[REQUIRED TASK]
Print every record below exactly as written.

[DATASET RECORDS]
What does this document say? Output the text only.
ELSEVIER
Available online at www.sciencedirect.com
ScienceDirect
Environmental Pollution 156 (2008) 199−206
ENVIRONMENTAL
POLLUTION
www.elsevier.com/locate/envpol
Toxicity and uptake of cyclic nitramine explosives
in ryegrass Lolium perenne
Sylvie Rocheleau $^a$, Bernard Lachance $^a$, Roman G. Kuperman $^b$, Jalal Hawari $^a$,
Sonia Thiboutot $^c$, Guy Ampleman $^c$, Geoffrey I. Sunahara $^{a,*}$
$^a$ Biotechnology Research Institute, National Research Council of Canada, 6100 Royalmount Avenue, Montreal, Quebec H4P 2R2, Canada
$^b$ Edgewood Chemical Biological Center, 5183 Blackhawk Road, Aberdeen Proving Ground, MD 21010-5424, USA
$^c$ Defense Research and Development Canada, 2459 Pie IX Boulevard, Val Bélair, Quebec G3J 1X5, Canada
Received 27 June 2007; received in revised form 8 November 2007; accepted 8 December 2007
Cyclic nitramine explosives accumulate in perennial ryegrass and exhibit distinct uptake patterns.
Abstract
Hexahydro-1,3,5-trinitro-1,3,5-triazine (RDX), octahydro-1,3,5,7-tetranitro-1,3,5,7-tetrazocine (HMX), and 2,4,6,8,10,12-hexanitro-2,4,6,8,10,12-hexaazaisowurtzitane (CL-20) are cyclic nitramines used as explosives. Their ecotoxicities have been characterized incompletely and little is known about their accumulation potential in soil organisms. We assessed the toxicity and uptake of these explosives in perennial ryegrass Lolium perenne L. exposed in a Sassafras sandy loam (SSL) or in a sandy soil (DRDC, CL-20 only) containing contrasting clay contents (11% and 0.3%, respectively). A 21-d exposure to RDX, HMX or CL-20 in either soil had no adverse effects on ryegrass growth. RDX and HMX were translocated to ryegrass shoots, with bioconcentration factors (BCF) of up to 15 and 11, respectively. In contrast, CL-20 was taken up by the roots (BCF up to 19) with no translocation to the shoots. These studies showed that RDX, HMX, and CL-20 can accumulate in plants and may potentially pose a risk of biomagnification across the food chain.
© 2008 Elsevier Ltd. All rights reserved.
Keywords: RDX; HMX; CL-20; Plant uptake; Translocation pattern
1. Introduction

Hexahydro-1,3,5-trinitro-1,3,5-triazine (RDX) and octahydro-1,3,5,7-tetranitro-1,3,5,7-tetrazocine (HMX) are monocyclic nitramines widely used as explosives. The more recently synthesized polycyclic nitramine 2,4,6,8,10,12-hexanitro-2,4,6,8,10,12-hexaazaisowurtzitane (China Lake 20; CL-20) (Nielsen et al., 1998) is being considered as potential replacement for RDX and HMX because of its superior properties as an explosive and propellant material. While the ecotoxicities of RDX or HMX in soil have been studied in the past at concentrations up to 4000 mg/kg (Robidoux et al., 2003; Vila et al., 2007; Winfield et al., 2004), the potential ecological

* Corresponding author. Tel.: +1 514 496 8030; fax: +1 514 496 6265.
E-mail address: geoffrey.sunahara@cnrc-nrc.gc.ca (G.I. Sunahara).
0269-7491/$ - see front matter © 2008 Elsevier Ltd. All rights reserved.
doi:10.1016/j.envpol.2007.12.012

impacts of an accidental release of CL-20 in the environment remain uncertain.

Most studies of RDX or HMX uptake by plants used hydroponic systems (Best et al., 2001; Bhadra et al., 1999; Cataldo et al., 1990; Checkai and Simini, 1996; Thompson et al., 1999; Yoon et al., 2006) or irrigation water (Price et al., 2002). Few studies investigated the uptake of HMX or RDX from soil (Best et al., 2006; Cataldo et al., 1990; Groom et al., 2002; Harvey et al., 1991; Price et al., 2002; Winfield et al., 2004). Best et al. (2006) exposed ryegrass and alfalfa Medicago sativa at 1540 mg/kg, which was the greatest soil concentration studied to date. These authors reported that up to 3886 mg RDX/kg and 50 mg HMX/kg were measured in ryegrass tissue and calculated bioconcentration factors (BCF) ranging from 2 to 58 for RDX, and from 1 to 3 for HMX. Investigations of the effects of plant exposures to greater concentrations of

[THE OUTPUT]
What does this document say? Output the text only.
ELSEVIER
Available online at www.sciencedirect.com
ScienceDirect
Environmental Pollution 156 (2008) 199−206
ENVIRONMENTAL
POLLUTION
www.elsevier.com/locate/envpol
Toxicity and uptake of cyclic nitramine explosives
in ryegrass Lolium perenne
Sylvie Rocheleau $^a$, Bernard Lachance $^a$, Roman G. Kuperman $^b$, Jalal Hawari $^a$,
Sonia Thiboutot $^c$, Guy Ampleman $^c$, Geoffrey I. Sunahara $^{a,*}$
$^a$ Biotechnology Research Institute, National Research Council of Canada, 6100 Royalmount Avenue, Montreal, Quebec H4P 2R2, Canada
$^b$ Edgewood Chemical Biological Center, 5183 Blackhawk Road, Aberdeen Proving Ground, MD 21010-5424, USA
$^c$ Defense Research and Development Canada, 2459 Pie IX Boulevard, Val Bélair, Quebec G3J 1X5, Canada
Received 27 June 2007; received in revised form 8 November 2007; accepted 8 December 2007
Cyclic nitramine explosives accumulate in perennial ryegrass and exhibit distinct uptake patterns.
Abstract
Hexahydro-1,3,5-trinitro-1,3,5-triazine (RDX), octahydro-1,3,5,7-tetranitro-1,3,5,7-tetrazocine (HMX), and 2,4,6,8,10,12-hexanitro-2,4,6,8,10,12-hexaazaisowurtzitane (CL-20) are cyclic nitramines used as explosives. Their ecotoxicities have been characterized incompletely and little is known about their accumulation potential in soil organisms. We assessed the toxicity and uptake of these explosives in perennial ryegrass Lolium perenne L. exposed in a Sassafras sandy loam (SSL) or in a sandy soil (DRDC, CL-20 only) containing contrasting clay contents (11% and 0.3%, respectively). A 21-d exposure to RDX, HMX or CL-20 in either soil had no adverse effects on ryegrass growth. RDX and HMX were translocated to ryegrass shoots, with bioconcentration factors (BCF) of up to 15 and 11, respectively. In contrast, CL-20 was taken up by the roots (BCF up to 19) with no translocation to the shoots. These studies showed that RDX, HMX, and CL-20 can accumulate in plants and may potentially pose a risk of biomagnification across the food chain.
© 2008 Elsevier Ltd. All rights reserved.
Keywords: RDX; HMX; CL-20; Plant uptake; Translocation pattern
1. Introduction

Hexahydro-1,3,5-trinitro-1,3,5-triazine (RDX) and octahydro-1,3,5,7-tetranitro-1,3,5,7-tetrazocine (HMX) are monocyclic nitramines widely used as explosives. The more recently synthesized polycyclic nitramine 2,4,6,8,10,12-hexanitro-2,4,6,8,10,12-hexaazaisowurtzitane (China Lake 20; CL-20) (Nielsen et al., 1998) is being considered as potential replacement for RDX and HMX because of its superior properties as an explosive and propellant material. While the ecotoxicities of RDX or HMX in soil have been studied in the past at concentrations up to 4000 mg/kg (Robidoux et al., 2003; Vila et al., 2007; Winfield et al., 2004), the potential ecological

* Corresponding author. Tel.: +1 514 496 8030; fax: +1 514 496 6265.
E-mail address: geoffrey.sunahara@cnrc-nrc.gc.ca (G.I. Sunahara).
0269-7491/$ - see front matter © 2008 Elsevier Ltd. All rights reserved.
doi:10.1016/j.envpol.2007.12.012

impacts of an accidental release of CL-20 in the environment remain uncertain.

Most studies of RDX or HMX uptake by plants used hydroponic systems (Best et al., 2001; Bhadra et al., 1999; Cataldo et al., 1990; Checkai and Simini, 1996; Thompson et al., 1999; Yoon et al., 2006) or irrigation water (Price et al., 2002). Few studies investigated the uptake of HMX or RDX from soil (Best et al., 2006; Cataldo et al., 1990; Groom et al., 2002; Harvey et al., 1991; Price et al., 2002; Winfield et al., 2004). Best et al. (2006) exposed ryegrass and alfalfa Medicago sativa at 1540 mg/kg, which was the greatest soil concentration studied to date. These authors reported that up to 3886 mg RDX/kg and 50 mg HMX/kg were measured in ryegrass tissue and calculated bioconcentration factors (BCF) ranging from 2 to 58 for RDX, and from 1 to 3 for HMX. Investigations of the effects of plant exposures to greater concentrations of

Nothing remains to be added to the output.